Directions for this task →
Every line of the material is to be repeated exactly as it stands.

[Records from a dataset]
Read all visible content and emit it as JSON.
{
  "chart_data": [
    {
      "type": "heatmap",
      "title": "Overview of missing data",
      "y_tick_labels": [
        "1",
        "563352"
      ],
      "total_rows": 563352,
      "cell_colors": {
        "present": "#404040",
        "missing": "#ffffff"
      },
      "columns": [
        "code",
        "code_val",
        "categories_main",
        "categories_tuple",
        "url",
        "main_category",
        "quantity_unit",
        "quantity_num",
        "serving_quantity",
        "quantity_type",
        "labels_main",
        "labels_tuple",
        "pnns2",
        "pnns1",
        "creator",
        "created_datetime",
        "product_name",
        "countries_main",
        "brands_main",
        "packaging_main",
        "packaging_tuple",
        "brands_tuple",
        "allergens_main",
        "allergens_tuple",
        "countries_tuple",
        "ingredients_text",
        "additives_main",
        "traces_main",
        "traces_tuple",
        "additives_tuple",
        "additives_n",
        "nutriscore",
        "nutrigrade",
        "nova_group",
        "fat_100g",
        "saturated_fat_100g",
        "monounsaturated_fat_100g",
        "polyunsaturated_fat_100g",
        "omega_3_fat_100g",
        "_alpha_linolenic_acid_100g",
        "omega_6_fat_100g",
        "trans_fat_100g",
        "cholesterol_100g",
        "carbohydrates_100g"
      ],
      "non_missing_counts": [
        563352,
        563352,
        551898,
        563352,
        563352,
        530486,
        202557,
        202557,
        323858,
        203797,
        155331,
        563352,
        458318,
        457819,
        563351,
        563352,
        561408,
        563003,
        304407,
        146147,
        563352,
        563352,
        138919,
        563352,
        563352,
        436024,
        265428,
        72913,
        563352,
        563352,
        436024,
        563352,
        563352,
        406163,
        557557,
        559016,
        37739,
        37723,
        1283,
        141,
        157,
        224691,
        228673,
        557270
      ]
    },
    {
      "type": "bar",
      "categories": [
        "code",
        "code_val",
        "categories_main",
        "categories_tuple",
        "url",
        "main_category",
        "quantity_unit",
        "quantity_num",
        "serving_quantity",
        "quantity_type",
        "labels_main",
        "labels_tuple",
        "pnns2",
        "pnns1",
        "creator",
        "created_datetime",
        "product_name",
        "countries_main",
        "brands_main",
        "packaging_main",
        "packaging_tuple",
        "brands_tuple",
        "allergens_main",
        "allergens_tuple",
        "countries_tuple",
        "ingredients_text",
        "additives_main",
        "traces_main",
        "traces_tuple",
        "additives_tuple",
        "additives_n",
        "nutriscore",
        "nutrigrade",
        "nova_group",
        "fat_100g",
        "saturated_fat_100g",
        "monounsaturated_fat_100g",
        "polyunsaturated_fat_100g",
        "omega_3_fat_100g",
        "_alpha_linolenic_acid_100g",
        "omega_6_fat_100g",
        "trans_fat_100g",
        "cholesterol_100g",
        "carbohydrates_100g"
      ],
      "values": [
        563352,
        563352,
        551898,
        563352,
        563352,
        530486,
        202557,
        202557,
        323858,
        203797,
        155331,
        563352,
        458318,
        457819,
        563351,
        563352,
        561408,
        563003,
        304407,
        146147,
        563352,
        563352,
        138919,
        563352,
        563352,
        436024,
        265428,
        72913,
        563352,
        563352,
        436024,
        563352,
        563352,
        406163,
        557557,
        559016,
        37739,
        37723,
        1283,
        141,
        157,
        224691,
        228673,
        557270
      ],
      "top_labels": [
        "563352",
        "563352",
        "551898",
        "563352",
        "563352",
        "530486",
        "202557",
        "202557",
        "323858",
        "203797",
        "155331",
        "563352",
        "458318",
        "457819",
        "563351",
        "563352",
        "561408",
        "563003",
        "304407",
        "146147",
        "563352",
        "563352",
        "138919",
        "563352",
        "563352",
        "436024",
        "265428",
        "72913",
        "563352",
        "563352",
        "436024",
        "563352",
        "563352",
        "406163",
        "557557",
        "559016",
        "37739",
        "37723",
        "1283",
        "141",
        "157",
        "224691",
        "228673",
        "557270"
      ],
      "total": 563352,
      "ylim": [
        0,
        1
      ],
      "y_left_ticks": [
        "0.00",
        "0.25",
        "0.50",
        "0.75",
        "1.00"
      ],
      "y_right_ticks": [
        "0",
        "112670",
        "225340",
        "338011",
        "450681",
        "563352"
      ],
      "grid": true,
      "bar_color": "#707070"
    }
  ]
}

Problem solution →
Read all visible content and emit it as JSON.
{
  "chart_data": [
    {
      "type": "heatmap",
      "title": "Overview of missing data",
      "y_tick_labels": [
        "1",
        "563352"
      ],
      "total_rows": 563352,
      "cell_colors": {
        "present": "#404040",
        "missing": "#ffffff"
      },
      "columns": [
        "code",
        "code_val",
        "categories_main",
        "categories_tuple",
        "url",
        "main_category",
        "quantity_unit",
        "quantity_num",
        "serving_quantity",
        "quantity_type",
        "labels_main",
        "labels_tuple",
        "pnns2",
        "pnns1",
        "creator",
        "created_datetime",
        "product_name",
        "countries_main",
        "brands_main",
        "packaging_main",
        "packaging_tuple",
        "brands_tuple",
        "allergens_main",
        "allergens_tuple",
        "countries_tuple",
        "ingredients_text",
        "additives_main",
        "traces_main",
        "traces_tuple",
        "additives_tuple",
        "additives_n",
        "nutriscore",
        "nutrigrade",
        "nova_group",
        "fat_100g",
        "saturated_fat_100g",
        "monounsaturated_fat_100g",
        "polyunsaturated_fat_100g",
        "omega_3_fat_100g",
        "_alpha_linolenic_acid_100g",
        "omega_6_fat_100g",
        "trans_fat_100g",
        "cholesterol_100g",
        "carbohydrates_100g"
      ],
      "non_missing_counts": [
        563352,
        563352,
        551898,
        563352,
        563352,
        530486,
        202557,
        202557,
        323858,
        203797,
        155331,
        563352,
        458318,
        457819,
        563351,
        563352,
        561408,
        563003,
        304407,
        146147,
        563352,
        563352,
        138919,
        563352,
        563352,
        436024,
        265428,
        72913,
        563352,
        563352,
        436024,
        563352,
        563352,
        406163,
        557557,
        559016,
        37739,
        37723,
        1283,
        141,
        157,
        224691,
        228673,
        557270
      ]
    },
    {
      "type": "bar",
      "categories": [
        "code",
        "code_val",
        "categories_main",
        "categories_tuple",
        "url",
        "main_category",
        "quantity_unit",
        "quantity_num",
        "serving_quantity",
        "quantity_type",
        "labels_main",
        "labels_tuple",
        "pnns2",
        "pnns1",
        "creator",
        "created_datetime",
        "product_name",
        "countries_main",
        "brands_main",
        "packaging_main",
        "packaging_tuple",
        "brands_tuple",
        "allergens_main",
        "allergens_tuple",
        "countries_tuple",
        "ingredients_text",
        "additives_main",
        "traces_main",
        "traces_tuple",
        "additives_tuple",
        "additives_n",
        "nutriscore",
        "nutrigrade",
        "nova_group",
        "fat_100g",
        "saturated_fat_100g",
        "monounsaturated_fat_100g",
        "polyunsaturated_fat_100g",
        "omega_3_fat_100g",
        "_alpha_linolenic_acid_100g",
        "omega_6_fat_100g",
        "trans_fat_100g",
        "cholesterol_100g",
        "carbohydrates_100g"
      ],
      "values": [
        563352,
        563352,
        551898,
        563352,
        563352,
        530486,
        202557,
        202557,
        323858,
        203797,
        155331,
        563352,
        458318,
        457819,
        563351,
        563352,
        561408,
        563003,
        304407,
        146147,
        563352,
        563352,
        138919,
        563352,
        563352,
        436024,
        265428,
        72913,
        563352,
        563352,
        436024,
        563352,
        563352,
        406163,
        557557,
        559016,
        37739,
        37723,
        1283,
        141,
        157,
        224691,
        228673,
        557270
      ],
      "top_labels": [
        "563352",
        "563352",
        "551898",
        "563352",
        "563352",
        "530486",
        "202557",
        "202557",
        "323858",
        "203797",
        "155331",
        "563352",
        "458318",
        "457819",
        "563351",
        "563352",
        "561408",
        "563003",
        "304407",
        "146147",
        "563352",
        "563352",
        "138919",
        "563352",
        "563352",
        "436024",
        "265428",
        "72913",
        "563352",
        "563352",
        "436024",
        "563352",
        "563352",
        "406163",
        "557557",
        "559016",
        "37739",
        "37723",
        "1283",
        "141",
        "157",
        "224691",
        "228673",
        "557270"
      ],
      "total": 563352,
      "ylim": [
        0,
        1
      ],
      "y_left_ticks": [
        "0.00",
        "0.25",
        "0.50",
        "0.75",
        "1.00"
      ],
      "y_right_ticks": [
        "0",
        "112670",
        "225340",
        "338011",
        "450681",
        "563352"
      ],
      "grid": true,
      "bar_color": "#707070"
    }
  ]
}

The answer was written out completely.